- AIM OF THE EXERCISE:
Extract exactly and only the lines of the data below, starting at the line with "Give me a plain-text" and stopping after the final line.
::::
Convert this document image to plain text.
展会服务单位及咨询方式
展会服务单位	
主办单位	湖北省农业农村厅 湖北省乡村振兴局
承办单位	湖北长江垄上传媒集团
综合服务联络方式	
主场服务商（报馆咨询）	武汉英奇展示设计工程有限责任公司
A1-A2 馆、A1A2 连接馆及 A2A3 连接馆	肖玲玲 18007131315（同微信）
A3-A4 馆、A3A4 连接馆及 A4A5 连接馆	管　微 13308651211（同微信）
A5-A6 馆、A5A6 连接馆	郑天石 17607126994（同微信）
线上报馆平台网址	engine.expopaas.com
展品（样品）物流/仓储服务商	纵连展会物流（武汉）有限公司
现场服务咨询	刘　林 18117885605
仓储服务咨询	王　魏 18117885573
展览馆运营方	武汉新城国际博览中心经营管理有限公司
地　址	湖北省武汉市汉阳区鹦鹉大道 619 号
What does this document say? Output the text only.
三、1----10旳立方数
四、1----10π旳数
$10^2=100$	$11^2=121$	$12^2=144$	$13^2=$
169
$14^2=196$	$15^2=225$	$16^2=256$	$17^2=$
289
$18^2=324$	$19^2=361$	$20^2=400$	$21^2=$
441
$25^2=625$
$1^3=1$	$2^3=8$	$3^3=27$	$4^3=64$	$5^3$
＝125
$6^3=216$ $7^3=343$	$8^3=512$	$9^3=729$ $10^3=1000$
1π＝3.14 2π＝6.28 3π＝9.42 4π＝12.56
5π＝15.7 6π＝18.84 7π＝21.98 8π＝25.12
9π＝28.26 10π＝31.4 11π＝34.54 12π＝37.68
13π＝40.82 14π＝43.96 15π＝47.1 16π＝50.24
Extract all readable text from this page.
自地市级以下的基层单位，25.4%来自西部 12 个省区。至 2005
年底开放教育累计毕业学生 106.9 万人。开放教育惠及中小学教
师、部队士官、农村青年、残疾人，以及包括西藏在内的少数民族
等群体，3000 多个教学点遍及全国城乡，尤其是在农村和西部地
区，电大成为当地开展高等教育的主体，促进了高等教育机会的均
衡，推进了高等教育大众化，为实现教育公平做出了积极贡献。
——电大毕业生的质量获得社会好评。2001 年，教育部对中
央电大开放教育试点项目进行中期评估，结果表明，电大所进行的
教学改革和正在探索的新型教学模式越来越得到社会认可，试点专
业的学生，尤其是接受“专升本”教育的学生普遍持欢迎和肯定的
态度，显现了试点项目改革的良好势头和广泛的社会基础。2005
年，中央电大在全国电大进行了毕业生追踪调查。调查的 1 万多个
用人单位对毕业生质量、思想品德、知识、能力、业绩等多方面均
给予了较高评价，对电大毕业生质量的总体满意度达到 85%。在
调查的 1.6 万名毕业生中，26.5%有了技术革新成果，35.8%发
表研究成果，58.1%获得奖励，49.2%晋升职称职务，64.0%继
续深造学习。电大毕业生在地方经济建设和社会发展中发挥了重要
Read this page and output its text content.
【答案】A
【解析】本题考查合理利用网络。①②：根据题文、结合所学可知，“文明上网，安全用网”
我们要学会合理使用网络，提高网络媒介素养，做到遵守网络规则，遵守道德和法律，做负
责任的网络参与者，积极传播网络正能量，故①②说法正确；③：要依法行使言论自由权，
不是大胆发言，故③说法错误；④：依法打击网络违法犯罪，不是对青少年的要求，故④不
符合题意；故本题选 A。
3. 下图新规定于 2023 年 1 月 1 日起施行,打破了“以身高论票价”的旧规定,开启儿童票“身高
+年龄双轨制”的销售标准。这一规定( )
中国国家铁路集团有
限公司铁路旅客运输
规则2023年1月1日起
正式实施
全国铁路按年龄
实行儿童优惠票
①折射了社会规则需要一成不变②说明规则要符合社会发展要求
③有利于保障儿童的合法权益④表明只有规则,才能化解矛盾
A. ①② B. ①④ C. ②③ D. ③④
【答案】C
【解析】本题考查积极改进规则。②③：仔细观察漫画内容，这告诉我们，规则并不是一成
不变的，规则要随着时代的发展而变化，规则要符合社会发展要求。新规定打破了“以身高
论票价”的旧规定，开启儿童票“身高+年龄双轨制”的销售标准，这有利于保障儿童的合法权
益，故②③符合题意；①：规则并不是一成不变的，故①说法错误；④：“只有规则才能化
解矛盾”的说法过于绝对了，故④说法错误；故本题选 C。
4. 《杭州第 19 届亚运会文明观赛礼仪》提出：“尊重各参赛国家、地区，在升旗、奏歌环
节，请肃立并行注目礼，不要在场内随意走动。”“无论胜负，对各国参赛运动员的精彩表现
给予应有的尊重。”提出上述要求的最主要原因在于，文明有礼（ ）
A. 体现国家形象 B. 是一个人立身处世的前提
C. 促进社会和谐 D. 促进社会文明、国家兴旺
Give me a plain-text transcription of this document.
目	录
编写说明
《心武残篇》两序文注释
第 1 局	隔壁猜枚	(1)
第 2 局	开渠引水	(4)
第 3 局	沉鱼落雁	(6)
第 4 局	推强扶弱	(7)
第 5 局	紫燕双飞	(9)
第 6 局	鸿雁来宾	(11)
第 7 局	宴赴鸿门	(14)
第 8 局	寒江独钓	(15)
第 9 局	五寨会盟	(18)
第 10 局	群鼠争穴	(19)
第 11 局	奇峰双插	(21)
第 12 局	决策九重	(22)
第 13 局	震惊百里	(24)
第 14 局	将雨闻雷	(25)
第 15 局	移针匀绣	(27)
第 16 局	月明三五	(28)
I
::::
- TASK RESPONSE:
Give me a plain-text transcription of this document.
目	录
编写说明
《心武残篇》两序文注释
第 1 局	隔壁猜枚	(1)
第 2 局	开渠引水	(4)
第 3 局	沉鱼落雁	(6)
第 4 局	推强扶弱	(7)
第 5 局	紫燕双飞	(9)
第 6 局	鸿雁来宾	(11)
第 7 局	宴赴鸿门	(14)
第 8 局	寒江独钓	(15)
第 9 局	五寨会盟	(18)
第 10 局	群鼠争穴	(19)
第 11 局	奇峰双插	(21)
第 12 局	决策九重	(22)
第 13 局	震惊百里	(24)
第 14 局	将雨闻雷	(25)
第 15 局	移针匀绣	(27)
第 16 局	月明三五	(28)
I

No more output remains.